▶ WRITTEN INSTRUCTION
Each entry below must be repeated word for word.

***** TASK MATERIAL *****

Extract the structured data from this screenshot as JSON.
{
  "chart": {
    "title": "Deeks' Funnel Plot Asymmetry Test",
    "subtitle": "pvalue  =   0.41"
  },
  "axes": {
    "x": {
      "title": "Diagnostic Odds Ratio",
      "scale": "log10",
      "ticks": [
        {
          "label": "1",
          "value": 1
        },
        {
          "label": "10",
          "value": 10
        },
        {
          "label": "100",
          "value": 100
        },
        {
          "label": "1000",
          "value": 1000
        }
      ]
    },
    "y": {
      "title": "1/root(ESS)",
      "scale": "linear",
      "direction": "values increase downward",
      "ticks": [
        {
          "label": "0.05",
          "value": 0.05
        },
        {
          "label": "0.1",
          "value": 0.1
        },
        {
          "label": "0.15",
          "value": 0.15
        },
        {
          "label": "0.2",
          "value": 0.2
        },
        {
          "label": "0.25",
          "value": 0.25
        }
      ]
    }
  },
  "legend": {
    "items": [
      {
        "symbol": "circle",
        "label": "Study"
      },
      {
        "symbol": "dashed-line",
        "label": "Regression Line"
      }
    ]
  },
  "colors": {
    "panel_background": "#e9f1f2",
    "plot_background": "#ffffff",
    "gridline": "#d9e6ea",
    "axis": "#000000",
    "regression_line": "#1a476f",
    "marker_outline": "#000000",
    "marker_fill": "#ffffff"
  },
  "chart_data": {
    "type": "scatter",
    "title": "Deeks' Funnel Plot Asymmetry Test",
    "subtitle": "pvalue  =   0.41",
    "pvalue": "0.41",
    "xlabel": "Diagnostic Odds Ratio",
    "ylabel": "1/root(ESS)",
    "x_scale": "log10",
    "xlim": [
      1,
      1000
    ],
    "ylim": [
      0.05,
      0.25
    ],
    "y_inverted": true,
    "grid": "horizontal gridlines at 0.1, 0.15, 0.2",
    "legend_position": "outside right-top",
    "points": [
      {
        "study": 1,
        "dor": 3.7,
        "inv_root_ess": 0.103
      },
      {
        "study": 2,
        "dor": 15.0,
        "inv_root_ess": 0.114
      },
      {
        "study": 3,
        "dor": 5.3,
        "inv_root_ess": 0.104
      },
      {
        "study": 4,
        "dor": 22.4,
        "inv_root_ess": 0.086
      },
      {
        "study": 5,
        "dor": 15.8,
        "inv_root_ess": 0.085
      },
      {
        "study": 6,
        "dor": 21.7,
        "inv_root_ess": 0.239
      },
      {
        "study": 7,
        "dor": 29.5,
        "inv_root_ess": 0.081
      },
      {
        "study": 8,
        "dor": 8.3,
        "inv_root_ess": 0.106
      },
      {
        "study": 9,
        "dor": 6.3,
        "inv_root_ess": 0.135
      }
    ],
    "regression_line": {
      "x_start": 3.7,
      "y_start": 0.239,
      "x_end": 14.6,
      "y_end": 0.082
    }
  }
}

*****

▶ FULL RESPONSE
Extract the structured data from this screenshot as JSON.
{
  "chart": {
    "title": "Deeks' Funnel Plot Asymmetry Test",
    "subtitle": "pvalue  =   0.41"
  },
  "axes": {
    "x": {
      "title": "Diagnostic Odds Ratio",
      "scale": "log10",
      "ticks": [
        {
          "label": "1",
          "value": 1
        },
        {
          "label": "10",
          "value": 10
        },
        {
          "label": "100",
          "value": 100
        },
        {
          "label": "1000",
          "value": 1000
        }
      ]
    },
    "y": {
      "title": "1/root(ESS)",
      "scale": "linear",
      "direction": "values increase downward",
      "ticks": [
        {
          "label": "0.05",
          "value": 0.05
        },
        {
          "label": "0.1",
          "value": 0.1
        },
        {
          "label": "0.15",
          "value": 0.15
        },
        {
          "label": "0.2",
          "value": 0.2
        },
        {
          "label": "0.25",
          "value": 0.25
        }
      ]
    }
  },
  "legend": {
    "items": [
      {
        "symbol": "circle",
        "label": "Study"
      },
      {
        "symbol": "dashed-line",
        "label": "Regression Line"
      }
    ]
  },
  "colors": {
    "panel_background": "#e9f1f2",
    "plot_background": "#ffffff",
    "gridline": "#d9e6ea",
    "axis": "#000000",
    "regression_line": "#1a476f",
    "marker_outline": "#000000",
    "marker_fill": "#ffffff"
  },
  "chart_data": {
    "type": "scatter",
    "title": "Deeks' Funnel Plot Asymmetry Test",
    "subtitle": "pvalue  =   0.41",
    "pvalue": "0.41",
    "xlabel": "Diagnostic Odds Ratio",
    "ylabel": "1/root(ESS)",
    "x_scale": "log10",
    "xlim": [
      1,
      1000
    ],
    "ylim": [
      0.05,
      0.25
    ],
    "y_inverted": true,
    "grid": "horizontal gridlines at 0.1, 0.15, 0.2",
    "legend_position": "outside right-top",
    "points": [
      {
        "study": 1,
        "dor": 3.7,
        "inv_root_ess": 0.103
      },
      {
        "study": 2,
        "dor": 15.0,
        "inv_root_ess": 0.114
      },
      {
        "study": 3,
        "dor": 5.3,
        "inv_root_ess": 0.104
      },
      {
        "study": 4,
        "dor": 22.4,
        "inv_root_ess": 0.086
      },
      {
        "study": 5,
        "dor": 15.8,
        "inv_root_ess": 0.085
      },
      {
        "study": 6,
        "dor": 21.7,
        "inv_root_ess": 0.239
      },
      {
        "study": 7,
        "dor": 29.5,
        "inv_root_ess": 0.081
      },
      {
        "study": 8,
        "dor": 8.3,
        "inv_root_ess": 0.106
      },
      {
        "study": 9,
        "dor": 6.3,
        "inv_root_ess": 0.135
      }
    ],
    "regression_line": {
      "x_start": 3.7,
      "y_start": 0.239,
      "x_end": 14.6,
      "y_end": 0.082
    }
  }
}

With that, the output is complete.